▶ **What to do**
Your answer is a single number: the count of lines that contain the string "this".

▶ **Dataset extract**
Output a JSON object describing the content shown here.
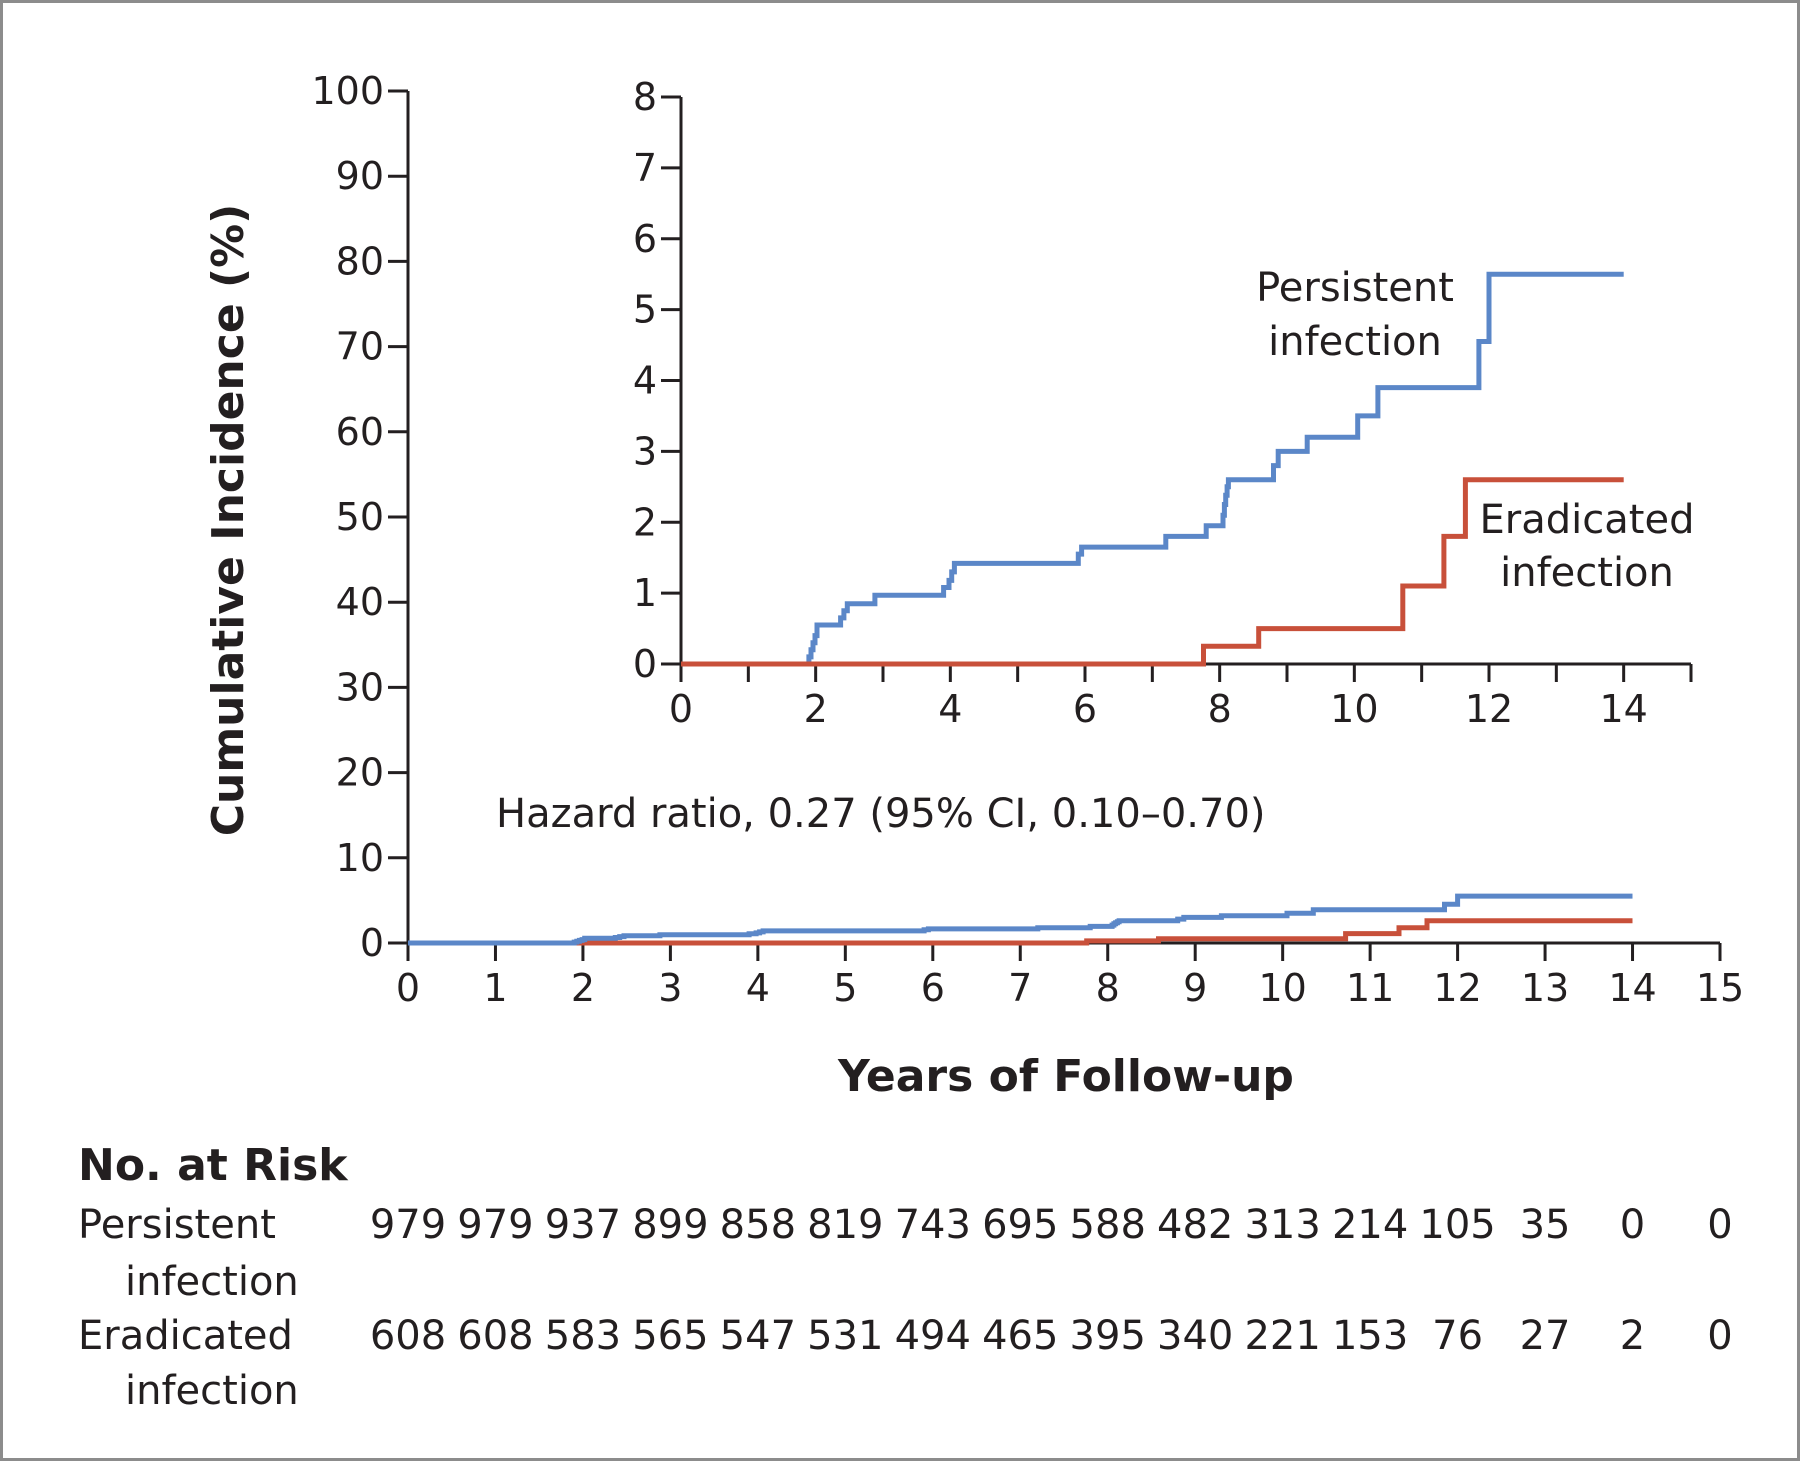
{
  "chart_data": [
    {
      "type": "line",
      "name": "main",
      "xlabel": "Years of Follow-up",
      "ylabel": "Cumulative Incidence (%)",
      "xlim": [
        0,
        15
      ],
      "ylim": [
        0,
        100
      ],
      "xticks": [
        0,
        1,
        2,
        3,
        4,
        5,
        6,
        7,
        8,
        9,
        10,
        11,
        12,
        13,
        14,
        15
      ],
      "yticks": [
        0,
        10,
        20,
        30,
        40,
        50,
        60,
        70,
        80,
        90,
        100
      ],
      "annotation": "Hazard ratio, 0.27 (95% CI, 0.10–0.70)",
      "series_refs": [
        "persistent",
        "eradicated"
      ]
    },
    {
      "type": "line",
      "name": "inset",
      "xlim": [
        0,
        15
      ],
      "ylim": [
        0,
        8
      ],
      "xticks": [
        0,
        2,
        4,
        6,
        8,
        10,
        12,
        14
      ],
      "yticks": [
        0,
        1,
        2,
        3,
        4,
        5,
        6,
        7,
        8
      ],
      "series_refs": [
        "persistent",
        "eradicated"
      ]
    }
  ],
  "series": {
    "persistent": {
      "label_line1": "Persistent",
      "label_line2": "infection",
      "color": "#5b87c8",
      "steps": [
        [
          0,
          0
        ],
        [
          1.88,
          0
        ],
        [
          1.9,
          0.1
        ],
        [
          1.93,
          0.2
        ],
        [
          1.96,
          0.3
        ],
        [
          1.99,
          0.4
        ],
        [
          2.02,
          0.55
        ],
        [
          2.3,
          0.55
        ],
        [
          2.37,
          0.65
        ],
        [
          2.42,
          0.75
        ],
        [
          2.47,
          0.85
        ],
        [
          2.85,
          0.85
        ],
        [
          2.88,
          0.97
        ],
        [
          3.85,
          0.97
        ],
        [
          3.9,
          1.08
        ],
        [
          3.98,
          1.18
        ],
        [
          4.02,
          1.3
        ],
        [
          4.06,
          1.42
        ],
        [
          5.85,
          1.42
        ],
        [
          5.9,
          1.55
        ],
        [
          5.95,
          1.65
        ],
        [
          7.15,
          1.65
        ],
        [
          7.2,
          1.8
        ],
        [
          7.75,
          1.8
        ],
        [
          7.8,
          1.95
        ],
        [
          8.0,
          1.95
        ],
        [
          8.05,
          2.1
        ],
        [
          8.07,
          2.25
        ],
        [
          8.09,
          2.38
        ],
        [
          8.11,
          2.5
        ],
        [
          8.13,
          2.6
        ],
        [
          8.75,
          2.6
        ],
        [
          8.8,
          2.8
        ],
        [
          8.87,
          3.0
        ],
        [
          9.25,
          3.0
        ],
        [
          9.3,
          3.2
        ],
        [
          10.0,
          3.2
        ],
        [
          10.05,
          3.5
        ],
        [
          10.3,
          3.5
        ],
        [
          10.35,
          3.9
        ],
        [
          11.8,
          3.9
        ],
        [
          11.85,
          4.55
        ],
        [
          11.98,
          4.55
        ],
        [
          12.0,
          5.5
        ],
        [
          14.0,
          5.5
        ]
      ]
    },
    "eradicated": {
      "label_line1": "Eradicated",
      "label_line2": "infection",
      "color": "#c8503a",
      "steps": [
        [
          0,
          0
        ],
        [
          7.72,
          0
        ],
        [
          7.76,
          0.25
        ],
        [
          8.55,
          0.25
        ],
        [
          8.58,
          0.5
        ],
        [
          10.7,
          0.5
        ],
        [
          10.72,
          1.1
        ],
        [
          11.3,
          1.1
        ],
        [
          11.33,
          1.8
        ],
        [
          11.62,
          1.8
        ],
        [
          11.65,
          2.6
        ],
        [
          14.0,
          2.6
        ]
      ]
    }
  },
  "risk_table": {
    "title": "No. at Risk",
    "rows": [
      {
        "label_line1": "Persistent",
        "label_line2": "infection",
        "values": [
          "979",
          "979",
          "937",
          "899",
          "858",
          "819",
          "743",
          "695",
          "588",
          "482",
          "313",
          "214",
          "105",
          "35",
          "0",
          "0"
        ]
      },
      {
        "label_line1": "Eradicated",
        "label_line2": "infection",
        "values": [
          "608",
          "608",
          "583",
          "565",
          "547",
          "531",
          "494",
          "465",
          "395",
          "340",
          "221",
          "153",
          "76",
          "27",
          "2",
          "0"
        ]
      }
    ]
  }
}
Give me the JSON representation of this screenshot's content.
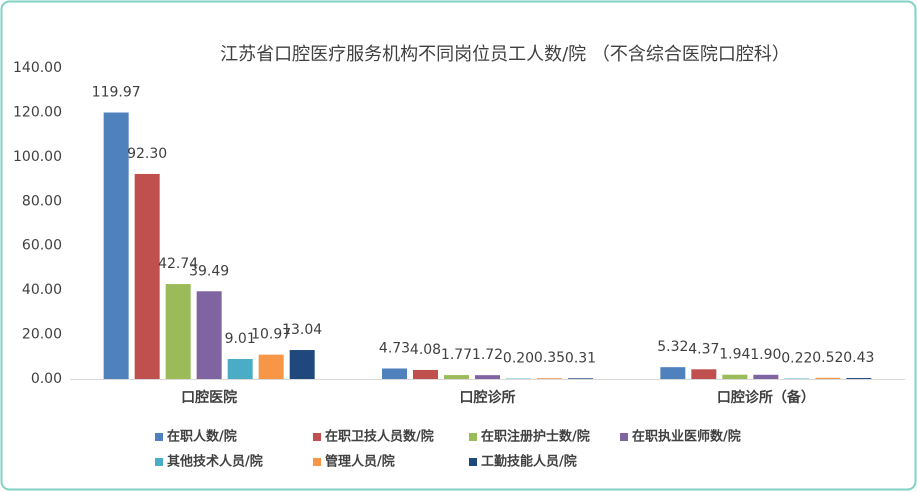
{
  "chart_data": {
    "type": "bar",
    "title": "江苏省口腔医疗服务机构不同岗位员工人数/院 （不含综合医院口腔科）",
    "categories": [
      "口腔医院",
      "口腔诊所",
      "口腔诊所（备）"
    ],
    "series": [
      {
        "name": "在职人数/院",
        "color": "#4f81bd",
        "values": [
          119.97,
          4.73,
          5.32
        ],
        "value_labels": [
          "119.97",
          "4.73",
          "5.32"
        ]
      },
      {
        "name": "在职卫技人员数/院",
        "color": "#c0504d",
        "values": [
          92.3,
          4.08,
          4.37
        ],
        "value_labels": [
          "92.30",
          "4.08",
          "4.37"
        ]
      },
      {
        "name": "在职注册护士数/院",
        "color": "#9bbb59",
        "values": [
          42.74,
          1.77,
          1.94
        ],
        "value_labels": [
          "42.74",
          "1.77",
          "1.94"
        ]
      },
      {
        "name": "在职执业医师数/院",
        "color": "#8064a2",
        "values": [
          39.49,
          1.72,
          1.9
        ],
        "value_labels": [
          "39.49",
          "1.72",
          "1.90"
        ]
      },
      {
        "name": "其他技术人员/院",
        "color": "#4bacc6",
        "values": [
          9.01,
          0.2,
          0.22
        ],
        "value_labels": [
          "9.01",
          "0.20",
          "0.22"
        ]
      },
      {
        "name": "管理人员/院",
        "color": "#f79646",
        "values": [
          10.97,
          0.35,
          0.52
        ],
        "value_labels": [
          "10.97",
          "0.35",
          "0.52"
        ]
      },
      {
        "name": "工勤技能人员/院",
        "color": "#1f497d",
        "values": [
          13.04,
          0.31,
          0.43
        ],
        "value_labels": [
          "13.04",
          "0.31",
          "0.43"
        ]
      }
    ],
    "ylim": [
      0,
      140
    ],
    "yticks": [
      {
        "value": 0,
        "label": "0.00"
      },
      {
        "value": 20,
        "label": "20.00"
      },
      {
        "value": 40,
        "label": "40.00"
      },
      {
        "value": 60,
        "label": "60.00"
      },
      {
        "value": 80,
        "label": "80.00"
      },
      {
        "value": 100,
        "label": "100.00"
      },
      {
        "value": 120,
        "label": "120.00"
      },
      {
        "value": 140,
        "label": "140.00"
      }
    ],
    "grid": false,
    "legend": "bottom"
  }
}
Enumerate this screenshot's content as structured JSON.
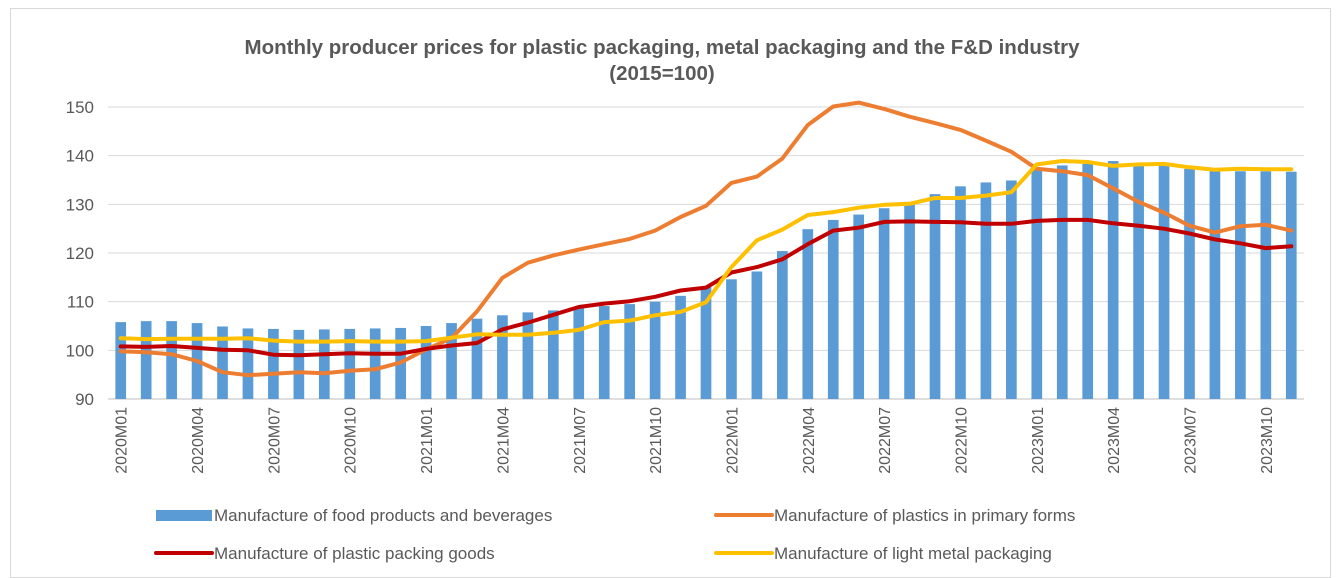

▶ **Complete response**
2